**Provided material**
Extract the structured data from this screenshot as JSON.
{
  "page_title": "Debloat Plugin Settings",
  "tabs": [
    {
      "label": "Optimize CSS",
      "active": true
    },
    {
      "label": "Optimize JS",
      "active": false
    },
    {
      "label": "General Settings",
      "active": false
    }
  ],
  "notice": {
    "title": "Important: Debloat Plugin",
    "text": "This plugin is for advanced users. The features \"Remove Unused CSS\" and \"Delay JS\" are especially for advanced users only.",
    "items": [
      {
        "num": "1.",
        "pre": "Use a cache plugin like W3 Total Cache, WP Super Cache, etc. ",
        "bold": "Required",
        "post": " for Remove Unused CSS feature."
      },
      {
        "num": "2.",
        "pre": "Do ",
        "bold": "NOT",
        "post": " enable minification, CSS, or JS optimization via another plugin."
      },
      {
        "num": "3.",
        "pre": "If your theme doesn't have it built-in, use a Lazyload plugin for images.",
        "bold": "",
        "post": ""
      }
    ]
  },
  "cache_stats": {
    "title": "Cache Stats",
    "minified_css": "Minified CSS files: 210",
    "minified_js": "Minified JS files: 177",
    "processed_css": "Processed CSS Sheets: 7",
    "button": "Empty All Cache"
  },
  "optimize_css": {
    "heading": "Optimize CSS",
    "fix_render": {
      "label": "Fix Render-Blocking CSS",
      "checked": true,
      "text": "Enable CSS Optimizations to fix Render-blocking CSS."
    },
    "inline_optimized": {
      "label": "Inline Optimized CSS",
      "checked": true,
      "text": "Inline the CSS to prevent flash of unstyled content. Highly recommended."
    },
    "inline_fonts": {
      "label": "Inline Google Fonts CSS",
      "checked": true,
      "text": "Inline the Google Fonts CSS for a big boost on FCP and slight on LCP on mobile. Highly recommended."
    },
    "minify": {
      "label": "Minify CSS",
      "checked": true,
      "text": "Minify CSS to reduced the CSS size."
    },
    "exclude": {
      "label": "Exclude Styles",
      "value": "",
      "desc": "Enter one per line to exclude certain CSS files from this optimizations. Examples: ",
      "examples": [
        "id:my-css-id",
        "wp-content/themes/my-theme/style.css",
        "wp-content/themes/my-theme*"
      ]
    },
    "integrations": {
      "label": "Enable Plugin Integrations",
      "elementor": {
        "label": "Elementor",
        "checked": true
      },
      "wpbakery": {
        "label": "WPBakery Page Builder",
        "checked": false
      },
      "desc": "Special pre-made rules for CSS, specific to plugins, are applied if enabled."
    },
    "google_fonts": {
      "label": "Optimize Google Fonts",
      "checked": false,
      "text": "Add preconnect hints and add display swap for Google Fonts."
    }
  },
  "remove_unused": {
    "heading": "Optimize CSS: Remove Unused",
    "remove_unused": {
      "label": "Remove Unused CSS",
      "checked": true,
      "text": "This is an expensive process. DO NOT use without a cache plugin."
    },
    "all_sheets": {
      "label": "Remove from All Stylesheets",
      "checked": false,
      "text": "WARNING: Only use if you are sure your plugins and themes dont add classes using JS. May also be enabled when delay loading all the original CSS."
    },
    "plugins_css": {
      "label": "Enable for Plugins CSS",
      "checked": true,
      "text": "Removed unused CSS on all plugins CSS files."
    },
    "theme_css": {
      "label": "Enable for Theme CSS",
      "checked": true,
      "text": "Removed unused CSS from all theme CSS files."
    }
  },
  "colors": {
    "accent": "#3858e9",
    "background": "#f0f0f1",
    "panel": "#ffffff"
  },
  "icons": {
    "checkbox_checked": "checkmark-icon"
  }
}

**Short exercise**
Locate each line with the word "post" and copy it.

**Result of this exercise**
        "post": " for Remove Unused CSS feature."
        "post": " enable minification, CSS, or JS optimization via another plugin."
        "post": ""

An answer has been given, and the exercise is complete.